- **What you need to do**
Copy each line that contains the word "specific".

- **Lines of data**
>>>
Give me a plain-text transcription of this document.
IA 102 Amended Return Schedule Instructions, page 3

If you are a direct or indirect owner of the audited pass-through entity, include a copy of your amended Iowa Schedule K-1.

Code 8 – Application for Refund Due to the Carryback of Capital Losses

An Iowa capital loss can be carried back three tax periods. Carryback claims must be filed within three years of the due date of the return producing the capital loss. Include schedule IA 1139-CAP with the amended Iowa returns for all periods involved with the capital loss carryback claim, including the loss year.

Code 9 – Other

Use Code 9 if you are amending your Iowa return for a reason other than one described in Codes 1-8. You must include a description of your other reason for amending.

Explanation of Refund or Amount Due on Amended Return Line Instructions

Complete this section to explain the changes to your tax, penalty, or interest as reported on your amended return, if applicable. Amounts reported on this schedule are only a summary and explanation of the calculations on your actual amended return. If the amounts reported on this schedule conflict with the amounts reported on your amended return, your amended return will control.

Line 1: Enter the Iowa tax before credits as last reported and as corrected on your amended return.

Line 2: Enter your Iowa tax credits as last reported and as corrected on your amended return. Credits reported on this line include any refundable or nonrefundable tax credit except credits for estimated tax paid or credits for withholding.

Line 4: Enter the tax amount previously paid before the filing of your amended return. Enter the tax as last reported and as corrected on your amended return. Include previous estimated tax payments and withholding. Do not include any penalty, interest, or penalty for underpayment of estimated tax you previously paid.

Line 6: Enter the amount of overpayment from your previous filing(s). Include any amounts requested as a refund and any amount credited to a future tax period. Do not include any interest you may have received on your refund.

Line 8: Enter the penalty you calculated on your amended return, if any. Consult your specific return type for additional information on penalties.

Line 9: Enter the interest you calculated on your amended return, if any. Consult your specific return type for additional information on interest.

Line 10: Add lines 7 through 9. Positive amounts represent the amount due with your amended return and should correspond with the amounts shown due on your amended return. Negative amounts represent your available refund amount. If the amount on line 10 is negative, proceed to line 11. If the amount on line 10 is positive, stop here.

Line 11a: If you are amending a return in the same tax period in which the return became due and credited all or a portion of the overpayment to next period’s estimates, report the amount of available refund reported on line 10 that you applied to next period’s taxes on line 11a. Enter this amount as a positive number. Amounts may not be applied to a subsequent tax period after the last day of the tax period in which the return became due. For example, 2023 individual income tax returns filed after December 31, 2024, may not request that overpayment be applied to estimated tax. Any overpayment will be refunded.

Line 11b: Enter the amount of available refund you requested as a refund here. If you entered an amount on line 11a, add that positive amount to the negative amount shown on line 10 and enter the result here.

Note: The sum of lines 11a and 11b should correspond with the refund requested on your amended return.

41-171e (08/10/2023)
<<<
>>>
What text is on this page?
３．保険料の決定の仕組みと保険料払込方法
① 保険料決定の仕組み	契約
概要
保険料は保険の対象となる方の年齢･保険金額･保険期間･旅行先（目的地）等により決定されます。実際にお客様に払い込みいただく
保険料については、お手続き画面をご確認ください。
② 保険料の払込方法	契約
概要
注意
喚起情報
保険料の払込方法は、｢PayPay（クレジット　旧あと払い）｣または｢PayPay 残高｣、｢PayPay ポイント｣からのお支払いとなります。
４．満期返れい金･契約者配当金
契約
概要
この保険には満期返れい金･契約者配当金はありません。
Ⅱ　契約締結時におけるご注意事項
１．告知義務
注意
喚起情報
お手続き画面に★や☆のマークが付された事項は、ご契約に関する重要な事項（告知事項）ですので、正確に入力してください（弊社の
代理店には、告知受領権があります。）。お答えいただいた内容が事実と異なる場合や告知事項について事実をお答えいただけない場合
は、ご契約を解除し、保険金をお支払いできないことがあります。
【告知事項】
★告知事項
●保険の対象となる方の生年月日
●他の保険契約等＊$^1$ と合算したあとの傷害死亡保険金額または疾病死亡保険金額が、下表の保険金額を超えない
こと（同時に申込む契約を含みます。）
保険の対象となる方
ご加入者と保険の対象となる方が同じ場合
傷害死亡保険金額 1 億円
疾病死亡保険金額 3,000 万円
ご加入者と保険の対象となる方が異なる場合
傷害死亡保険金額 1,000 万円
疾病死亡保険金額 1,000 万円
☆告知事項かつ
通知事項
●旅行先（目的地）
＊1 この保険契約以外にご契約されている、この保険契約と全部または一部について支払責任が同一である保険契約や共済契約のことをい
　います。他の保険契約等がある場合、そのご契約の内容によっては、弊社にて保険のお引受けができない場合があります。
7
<<<
- **Correct response**
Line 8: Enter the penalty you calculated on your amended return, if any. Consult your specific return type for additional information on penalties.
Line 9: Enter the interest you calculated on your amended return, if any. Consult your specific return type for additional information on interest.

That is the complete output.